__Records__:
==*==

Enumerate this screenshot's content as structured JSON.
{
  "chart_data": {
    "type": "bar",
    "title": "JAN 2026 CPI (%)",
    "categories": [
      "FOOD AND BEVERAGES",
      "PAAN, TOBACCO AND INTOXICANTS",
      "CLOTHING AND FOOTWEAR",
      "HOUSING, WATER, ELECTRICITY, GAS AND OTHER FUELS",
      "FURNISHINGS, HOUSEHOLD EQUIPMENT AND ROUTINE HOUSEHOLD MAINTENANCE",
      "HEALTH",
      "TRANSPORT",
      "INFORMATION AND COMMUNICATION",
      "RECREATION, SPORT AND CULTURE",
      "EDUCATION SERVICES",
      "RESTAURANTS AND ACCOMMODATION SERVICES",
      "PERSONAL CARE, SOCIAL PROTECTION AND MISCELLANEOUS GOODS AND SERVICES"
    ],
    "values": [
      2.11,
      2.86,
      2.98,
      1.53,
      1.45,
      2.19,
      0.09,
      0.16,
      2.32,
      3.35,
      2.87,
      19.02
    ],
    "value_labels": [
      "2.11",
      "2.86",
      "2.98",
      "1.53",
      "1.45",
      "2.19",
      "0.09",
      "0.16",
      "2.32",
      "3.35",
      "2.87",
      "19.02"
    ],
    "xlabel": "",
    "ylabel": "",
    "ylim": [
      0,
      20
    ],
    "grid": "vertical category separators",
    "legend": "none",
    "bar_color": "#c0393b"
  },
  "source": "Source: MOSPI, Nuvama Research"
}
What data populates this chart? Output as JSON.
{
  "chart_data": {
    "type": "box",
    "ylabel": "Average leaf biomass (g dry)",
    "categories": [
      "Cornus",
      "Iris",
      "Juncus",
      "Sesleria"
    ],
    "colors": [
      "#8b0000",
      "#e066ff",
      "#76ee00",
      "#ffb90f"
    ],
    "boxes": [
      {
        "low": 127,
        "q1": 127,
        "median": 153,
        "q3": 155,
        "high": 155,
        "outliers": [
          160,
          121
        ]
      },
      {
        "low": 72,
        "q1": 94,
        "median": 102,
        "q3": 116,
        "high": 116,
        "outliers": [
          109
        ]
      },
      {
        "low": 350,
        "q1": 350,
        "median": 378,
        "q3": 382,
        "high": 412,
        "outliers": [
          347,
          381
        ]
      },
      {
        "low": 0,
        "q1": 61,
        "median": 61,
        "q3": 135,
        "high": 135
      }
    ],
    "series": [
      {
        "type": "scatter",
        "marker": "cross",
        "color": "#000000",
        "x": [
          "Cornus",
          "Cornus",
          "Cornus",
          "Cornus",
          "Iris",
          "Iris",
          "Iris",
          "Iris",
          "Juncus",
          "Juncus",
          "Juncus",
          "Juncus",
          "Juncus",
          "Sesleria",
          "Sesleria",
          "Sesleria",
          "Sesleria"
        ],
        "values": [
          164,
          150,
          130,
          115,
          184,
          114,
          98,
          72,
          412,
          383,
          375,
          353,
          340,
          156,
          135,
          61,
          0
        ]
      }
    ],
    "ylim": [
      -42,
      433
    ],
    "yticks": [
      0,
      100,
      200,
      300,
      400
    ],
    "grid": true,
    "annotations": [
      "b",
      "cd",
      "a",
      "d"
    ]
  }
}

==*==

__Task to carry out__:
Identify all lines in the records above with the word "this".

__Exercise response__:
Enumerate this screenshot's content as structured JSON.
What data populates this chart? Output as JSON.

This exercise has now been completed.